◆ What this task involves
Working from the data below, reproduce exactly the lines starting at the one that holds "Decode this image" and ending at the one that holds "Output a JSON". Pictures are excluded.

◆ Records supplied
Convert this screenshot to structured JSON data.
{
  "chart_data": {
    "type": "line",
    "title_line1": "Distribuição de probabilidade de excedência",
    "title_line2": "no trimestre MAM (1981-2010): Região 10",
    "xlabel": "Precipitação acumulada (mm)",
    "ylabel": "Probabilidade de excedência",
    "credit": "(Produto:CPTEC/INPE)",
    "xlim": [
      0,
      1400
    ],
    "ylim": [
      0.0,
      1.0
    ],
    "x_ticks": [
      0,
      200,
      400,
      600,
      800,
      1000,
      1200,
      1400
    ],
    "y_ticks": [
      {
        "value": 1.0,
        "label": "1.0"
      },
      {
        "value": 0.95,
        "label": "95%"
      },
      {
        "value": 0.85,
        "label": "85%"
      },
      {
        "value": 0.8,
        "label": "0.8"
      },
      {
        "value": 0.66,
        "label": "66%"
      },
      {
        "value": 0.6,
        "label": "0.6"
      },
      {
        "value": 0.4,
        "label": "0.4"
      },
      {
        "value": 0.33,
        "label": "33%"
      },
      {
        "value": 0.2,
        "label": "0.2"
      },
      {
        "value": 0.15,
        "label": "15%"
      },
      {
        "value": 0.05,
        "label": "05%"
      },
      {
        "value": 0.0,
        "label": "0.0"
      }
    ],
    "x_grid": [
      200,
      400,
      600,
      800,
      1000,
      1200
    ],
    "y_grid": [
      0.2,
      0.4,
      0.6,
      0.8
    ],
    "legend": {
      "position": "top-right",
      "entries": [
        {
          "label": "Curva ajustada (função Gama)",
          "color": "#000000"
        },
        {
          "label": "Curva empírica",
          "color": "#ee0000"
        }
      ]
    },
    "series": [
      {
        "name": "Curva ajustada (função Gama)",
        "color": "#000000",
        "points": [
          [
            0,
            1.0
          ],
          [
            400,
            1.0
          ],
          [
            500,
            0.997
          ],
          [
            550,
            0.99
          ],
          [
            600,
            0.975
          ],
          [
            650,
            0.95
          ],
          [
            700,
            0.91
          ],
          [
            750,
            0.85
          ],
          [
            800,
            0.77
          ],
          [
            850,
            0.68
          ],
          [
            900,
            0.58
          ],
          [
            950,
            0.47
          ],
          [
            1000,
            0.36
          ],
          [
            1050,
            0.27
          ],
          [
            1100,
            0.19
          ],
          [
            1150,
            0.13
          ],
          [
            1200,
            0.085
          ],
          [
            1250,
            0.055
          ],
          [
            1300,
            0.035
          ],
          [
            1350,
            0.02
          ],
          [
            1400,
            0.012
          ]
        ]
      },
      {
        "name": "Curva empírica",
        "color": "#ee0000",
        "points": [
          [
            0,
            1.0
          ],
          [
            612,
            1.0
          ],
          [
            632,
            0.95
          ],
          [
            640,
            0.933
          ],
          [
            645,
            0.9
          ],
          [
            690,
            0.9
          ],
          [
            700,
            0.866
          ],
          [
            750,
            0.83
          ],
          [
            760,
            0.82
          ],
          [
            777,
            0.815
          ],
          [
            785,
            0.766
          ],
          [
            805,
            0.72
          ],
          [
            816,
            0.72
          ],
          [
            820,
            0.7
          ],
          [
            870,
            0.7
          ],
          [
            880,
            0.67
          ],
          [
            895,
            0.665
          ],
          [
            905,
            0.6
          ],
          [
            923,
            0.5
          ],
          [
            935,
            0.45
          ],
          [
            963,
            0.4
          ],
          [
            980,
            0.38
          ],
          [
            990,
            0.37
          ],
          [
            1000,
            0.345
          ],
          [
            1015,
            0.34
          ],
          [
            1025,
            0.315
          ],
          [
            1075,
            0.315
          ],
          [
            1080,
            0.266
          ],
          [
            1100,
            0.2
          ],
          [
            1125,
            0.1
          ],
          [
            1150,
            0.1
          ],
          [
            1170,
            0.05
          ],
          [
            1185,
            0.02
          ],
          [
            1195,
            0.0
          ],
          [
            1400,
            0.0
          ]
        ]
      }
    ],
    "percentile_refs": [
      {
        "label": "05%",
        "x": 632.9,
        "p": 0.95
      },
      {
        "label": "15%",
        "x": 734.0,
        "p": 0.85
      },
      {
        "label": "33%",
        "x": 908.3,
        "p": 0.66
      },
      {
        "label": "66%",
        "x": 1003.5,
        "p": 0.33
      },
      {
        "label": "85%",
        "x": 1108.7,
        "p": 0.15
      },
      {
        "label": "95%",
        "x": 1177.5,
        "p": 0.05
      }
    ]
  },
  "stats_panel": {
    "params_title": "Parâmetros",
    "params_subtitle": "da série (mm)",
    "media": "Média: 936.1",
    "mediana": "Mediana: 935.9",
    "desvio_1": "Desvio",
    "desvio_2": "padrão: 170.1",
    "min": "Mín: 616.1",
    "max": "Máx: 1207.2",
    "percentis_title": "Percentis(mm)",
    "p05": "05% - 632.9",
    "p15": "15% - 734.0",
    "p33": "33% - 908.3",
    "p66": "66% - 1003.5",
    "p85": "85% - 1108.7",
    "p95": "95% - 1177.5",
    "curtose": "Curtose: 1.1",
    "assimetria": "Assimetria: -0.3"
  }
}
...
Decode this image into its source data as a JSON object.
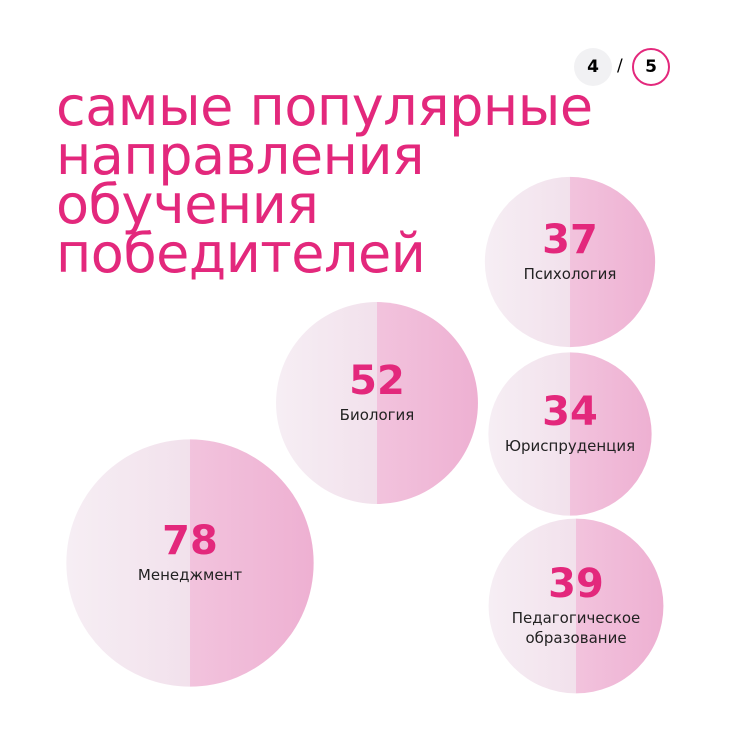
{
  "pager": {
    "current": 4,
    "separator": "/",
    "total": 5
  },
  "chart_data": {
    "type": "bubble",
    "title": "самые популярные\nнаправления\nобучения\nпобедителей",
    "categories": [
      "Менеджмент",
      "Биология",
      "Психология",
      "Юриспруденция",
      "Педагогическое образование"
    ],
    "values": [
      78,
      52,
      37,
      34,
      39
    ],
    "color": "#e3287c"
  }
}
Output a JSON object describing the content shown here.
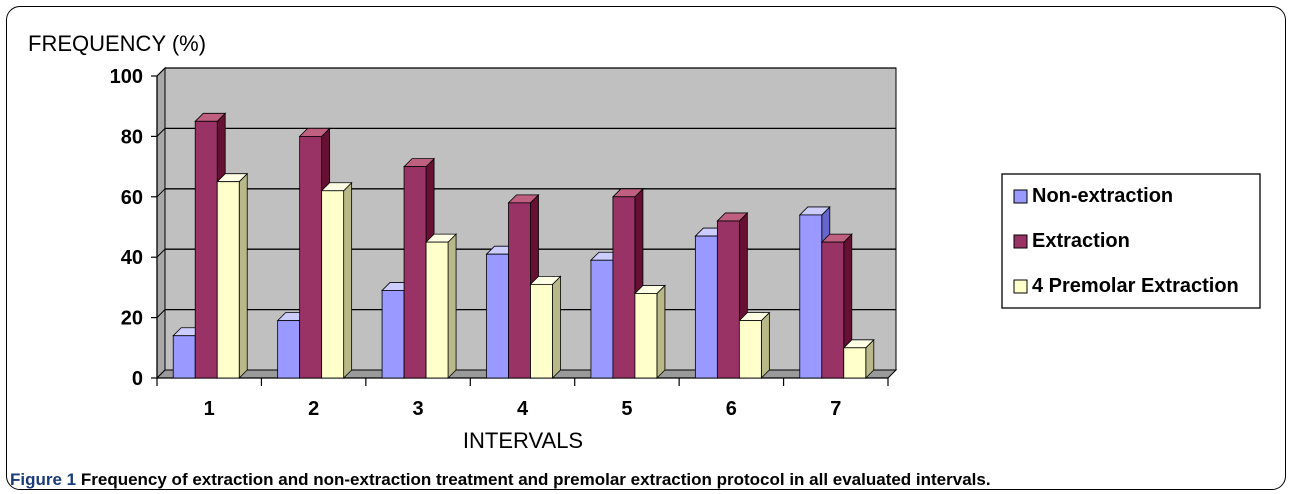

◆ Result below
Decode this image into its source data as a JSON object.
{
  "pager": {
    "current": 4,
    "separator": "/",
    "total": 5
  },
  "chart_data": {
    "type": "bubble",
    "title": "самые популярные\nнаправления\nобучения\nпобедителей",
    "categories": [
      "Менеджмент",
      "Биология",
      "Психология",
      "Юриспруденция",
      "Педагогическое образование"
    ],
    "values": [
      78,
      52,
      37,
      34,
      39
    ],
    "color": "#e3287c"
  }
}
Output a JSON object describing the content shown here.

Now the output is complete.